- [Exercise]
Return every line of the data below that includes the string "Diamond".

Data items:

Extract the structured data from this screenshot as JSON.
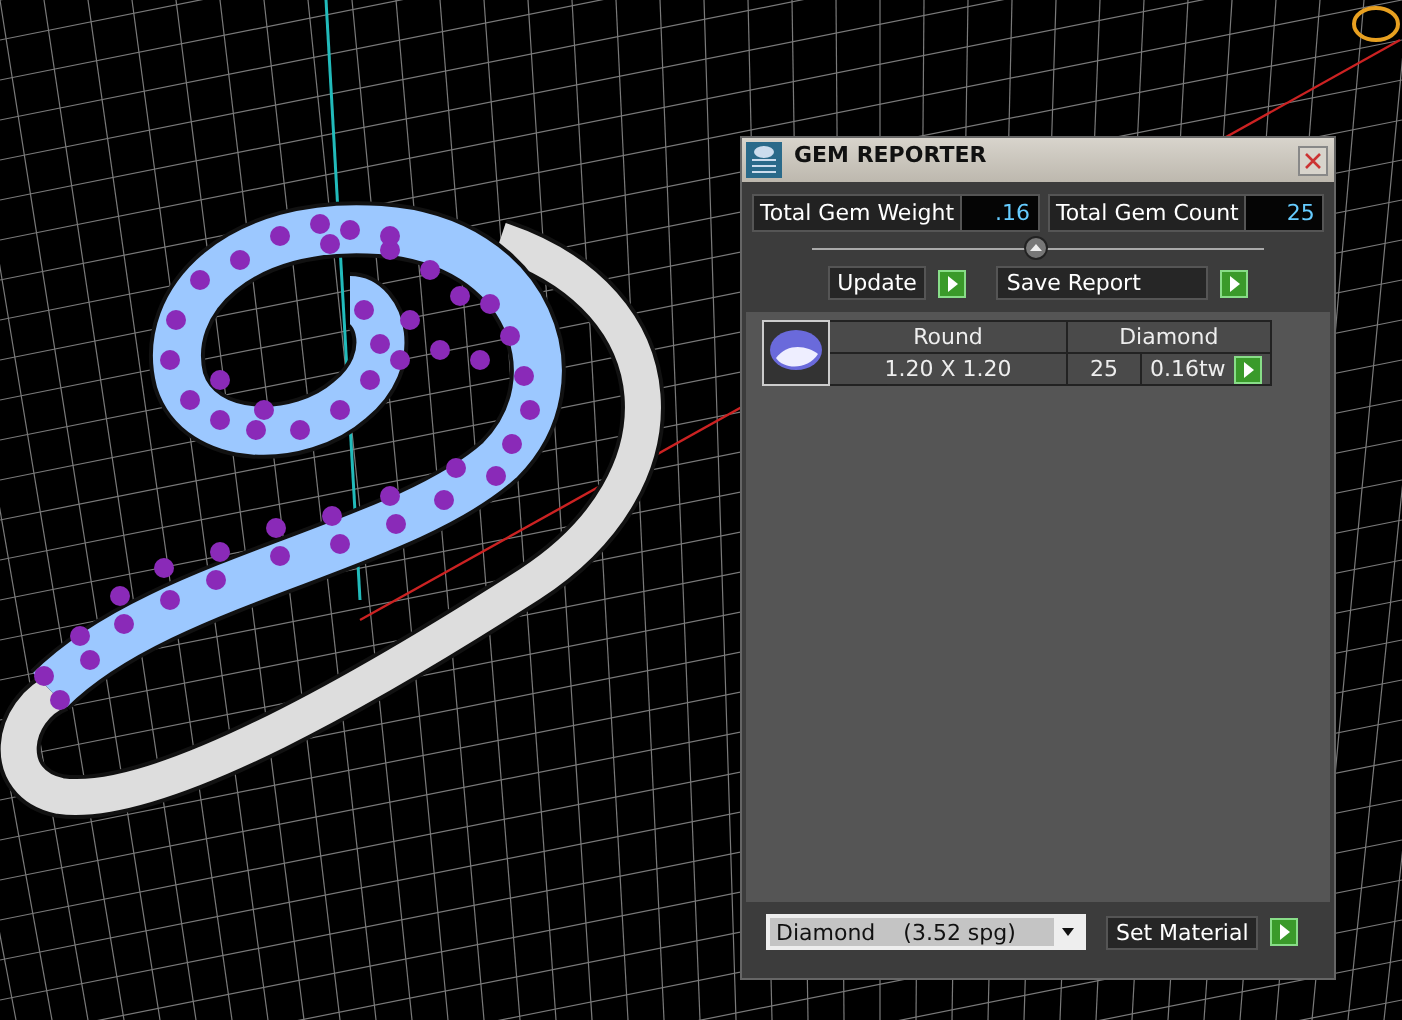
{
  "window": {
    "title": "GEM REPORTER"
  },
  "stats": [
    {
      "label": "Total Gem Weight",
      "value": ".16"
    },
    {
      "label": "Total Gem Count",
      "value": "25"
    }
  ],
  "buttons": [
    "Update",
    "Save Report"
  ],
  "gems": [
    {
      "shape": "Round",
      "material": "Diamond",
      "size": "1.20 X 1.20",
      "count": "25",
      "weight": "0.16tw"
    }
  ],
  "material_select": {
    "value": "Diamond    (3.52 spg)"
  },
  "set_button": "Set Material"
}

- [Exercise output]
      "material": "Diamond",
    "value": "Diamond    (3.52 spg)"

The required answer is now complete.